### Direction
Filter the data for lines with the word "name", then copy every line so identified.

* * * *

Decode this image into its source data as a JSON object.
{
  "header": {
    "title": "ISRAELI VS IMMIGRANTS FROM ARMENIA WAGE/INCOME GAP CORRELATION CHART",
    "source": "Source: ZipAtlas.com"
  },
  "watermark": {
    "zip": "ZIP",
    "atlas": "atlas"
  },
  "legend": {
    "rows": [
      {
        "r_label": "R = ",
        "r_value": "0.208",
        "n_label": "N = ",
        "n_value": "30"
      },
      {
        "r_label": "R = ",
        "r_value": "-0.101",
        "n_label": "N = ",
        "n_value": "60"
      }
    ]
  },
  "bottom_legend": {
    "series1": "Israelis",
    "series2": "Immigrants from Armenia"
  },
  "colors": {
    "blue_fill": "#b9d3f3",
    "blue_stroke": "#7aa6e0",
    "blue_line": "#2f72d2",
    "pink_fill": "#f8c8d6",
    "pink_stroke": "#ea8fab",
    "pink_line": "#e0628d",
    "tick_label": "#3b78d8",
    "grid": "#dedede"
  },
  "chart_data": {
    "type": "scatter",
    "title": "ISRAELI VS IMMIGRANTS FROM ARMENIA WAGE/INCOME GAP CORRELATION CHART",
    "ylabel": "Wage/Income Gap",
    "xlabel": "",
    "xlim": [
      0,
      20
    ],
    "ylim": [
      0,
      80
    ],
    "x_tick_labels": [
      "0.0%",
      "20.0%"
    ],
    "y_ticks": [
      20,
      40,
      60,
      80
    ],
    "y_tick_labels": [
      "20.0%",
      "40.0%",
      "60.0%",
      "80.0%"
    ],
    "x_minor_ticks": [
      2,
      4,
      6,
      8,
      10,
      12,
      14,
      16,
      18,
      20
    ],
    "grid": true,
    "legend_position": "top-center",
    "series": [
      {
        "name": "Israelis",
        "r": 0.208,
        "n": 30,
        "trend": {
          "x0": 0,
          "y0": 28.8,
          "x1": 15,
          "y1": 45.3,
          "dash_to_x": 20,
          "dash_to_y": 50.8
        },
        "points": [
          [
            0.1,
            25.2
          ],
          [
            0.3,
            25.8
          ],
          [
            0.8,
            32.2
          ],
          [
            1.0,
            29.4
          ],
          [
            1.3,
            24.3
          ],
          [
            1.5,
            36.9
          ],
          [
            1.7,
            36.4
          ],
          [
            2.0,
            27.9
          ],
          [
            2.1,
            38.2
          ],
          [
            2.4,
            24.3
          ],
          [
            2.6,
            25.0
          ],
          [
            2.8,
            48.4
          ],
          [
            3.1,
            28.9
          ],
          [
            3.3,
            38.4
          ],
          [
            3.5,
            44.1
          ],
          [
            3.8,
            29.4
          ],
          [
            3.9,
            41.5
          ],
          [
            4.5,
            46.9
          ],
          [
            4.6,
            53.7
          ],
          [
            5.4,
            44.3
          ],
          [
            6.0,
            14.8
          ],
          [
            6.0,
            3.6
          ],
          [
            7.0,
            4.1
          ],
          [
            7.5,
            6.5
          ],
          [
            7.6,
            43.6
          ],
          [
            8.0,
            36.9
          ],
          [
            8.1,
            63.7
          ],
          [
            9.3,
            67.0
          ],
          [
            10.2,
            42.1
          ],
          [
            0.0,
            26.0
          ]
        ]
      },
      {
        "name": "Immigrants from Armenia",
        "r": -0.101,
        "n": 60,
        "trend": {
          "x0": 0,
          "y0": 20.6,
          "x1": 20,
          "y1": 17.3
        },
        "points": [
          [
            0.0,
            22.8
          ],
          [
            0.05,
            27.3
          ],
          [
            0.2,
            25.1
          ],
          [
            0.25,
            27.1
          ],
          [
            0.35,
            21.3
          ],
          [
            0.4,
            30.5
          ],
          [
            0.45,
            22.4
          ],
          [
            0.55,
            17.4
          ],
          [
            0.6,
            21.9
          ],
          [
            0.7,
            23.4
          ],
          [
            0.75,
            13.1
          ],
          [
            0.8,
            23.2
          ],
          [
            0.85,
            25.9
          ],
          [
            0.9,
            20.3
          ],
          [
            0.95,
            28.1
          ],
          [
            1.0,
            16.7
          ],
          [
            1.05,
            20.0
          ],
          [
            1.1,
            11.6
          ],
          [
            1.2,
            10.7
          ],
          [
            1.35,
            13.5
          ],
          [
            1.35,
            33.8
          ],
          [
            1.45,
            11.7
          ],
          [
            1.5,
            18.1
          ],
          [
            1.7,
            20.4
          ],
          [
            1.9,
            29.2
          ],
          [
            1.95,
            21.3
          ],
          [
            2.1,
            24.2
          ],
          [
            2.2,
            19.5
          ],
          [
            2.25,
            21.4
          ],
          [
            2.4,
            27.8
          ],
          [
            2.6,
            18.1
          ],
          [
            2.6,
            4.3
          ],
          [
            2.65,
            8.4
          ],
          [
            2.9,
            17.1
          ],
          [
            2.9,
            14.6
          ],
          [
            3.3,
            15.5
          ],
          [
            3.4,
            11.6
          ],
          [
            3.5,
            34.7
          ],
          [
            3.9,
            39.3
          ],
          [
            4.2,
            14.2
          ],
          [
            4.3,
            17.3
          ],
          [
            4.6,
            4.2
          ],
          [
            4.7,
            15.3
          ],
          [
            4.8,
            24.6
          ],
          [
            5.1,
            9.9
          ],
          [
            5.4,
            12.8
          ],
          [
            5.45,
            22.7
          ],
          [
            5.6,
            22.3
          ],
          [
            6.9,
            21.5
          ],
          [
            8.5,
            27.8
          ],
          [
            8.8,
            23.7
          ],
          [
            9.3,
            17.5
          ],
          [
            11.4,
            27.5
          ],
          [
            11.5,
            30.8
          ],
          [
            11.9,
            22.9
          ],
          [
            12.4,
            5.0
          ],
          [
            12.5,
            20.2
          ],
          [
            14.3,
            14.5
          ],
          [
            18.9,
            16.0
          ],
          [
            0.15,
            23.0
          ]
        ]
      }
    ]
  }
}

* * * *

### Solution for this task
        "name": "Israelis",
        "name": "Immigrants from Armenia",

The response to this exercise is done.